Exercise description: Repeat the data below exactly, dropping any pictures it holds.

Data extract:
** START **

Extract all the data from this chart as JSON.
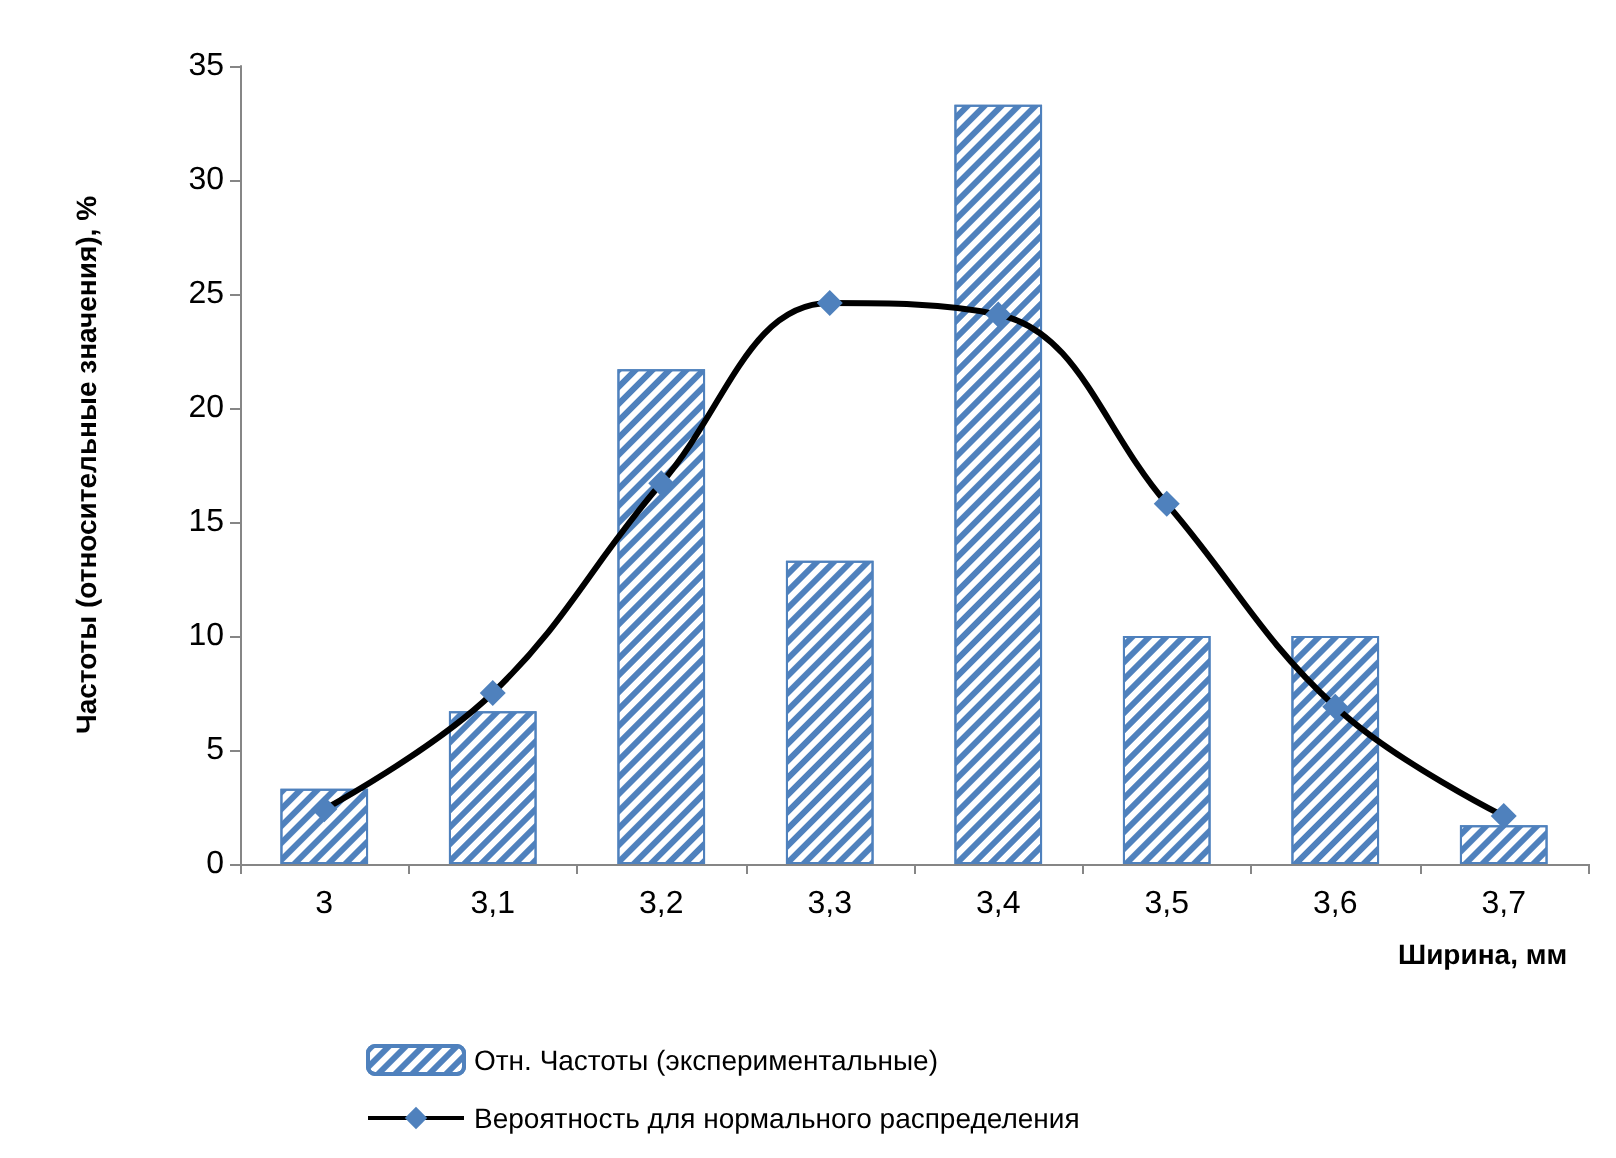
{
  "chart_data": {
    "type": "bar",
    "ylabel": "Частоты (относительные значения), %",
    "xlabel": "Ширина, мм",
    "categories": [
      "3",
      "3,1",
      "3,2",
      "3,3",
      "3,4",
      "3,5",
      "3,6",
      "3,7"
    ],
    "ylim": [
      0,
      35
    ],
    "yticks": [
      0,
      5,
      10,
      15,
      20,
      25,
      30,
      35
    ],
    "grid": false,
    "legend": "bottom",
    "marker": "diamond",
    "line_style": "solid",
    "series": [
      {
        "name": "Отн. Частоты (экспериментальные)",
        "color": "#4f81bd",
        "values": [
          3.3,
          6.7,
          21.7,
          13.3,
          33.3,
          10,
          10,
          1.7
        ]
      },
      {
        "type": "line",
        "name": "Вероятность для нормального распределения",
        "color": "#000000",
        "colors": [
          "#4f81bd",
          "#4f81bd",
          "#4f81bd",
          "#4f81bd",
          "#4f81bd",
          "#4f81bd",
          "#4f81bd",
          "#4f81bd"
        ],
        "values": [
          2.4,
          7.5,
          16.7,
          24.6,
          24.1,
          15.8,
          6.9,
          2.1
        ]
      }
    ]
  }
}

** END **

Task response:
Extract all the data from this chart as JSON.
{
  "chart_data": {
    "type": "bar",
    "ylabel": "Частоты (относительные значения), %",
    "xlabel": "Ширина, мм",
    "categories": [
      "3",
      "3,1",
      "3,2",
      "3,3",
      "3,4",
      "3,5",
      "3,6",
      "3,7"
    ],
    "ylim": [
      0,
      35
    ],
    "yticks": [
      0,
      5,
      10,
      15,
      20,
      25,
      30,
      35
    ],
    "grid": false,
    "legend": "bottom",
    "marker": "diamond",
    "line_style": "solid",
    "series": [
      {
        "name": "Отн. Частоты (экспериментальные)",
        "color": "#4f81bd",
        "values": [
          3.3,
          6.7,
          21.7,
          13.3,
          33.3,
          10,
          10,
          1.7
        ]
      },
      {
        "type": "line",
        "name": "Вероятность для нормального распределения",
        "color": "#000000",
        "colors": [
          "#4f81bd",
          "#4f81bd",
          "#4f81bd",
          "#4f81bd",
          "#4f81bd",
          "#4f81bd",
          "#4f81bd",
          "#4f81bd"
        ],
        "values": [
          2.4,
          7.5,
          16.7,
          24.6,
          24.1,
          15.8,
          6.9,
          2.1
        ]
      }
    ]
  }
}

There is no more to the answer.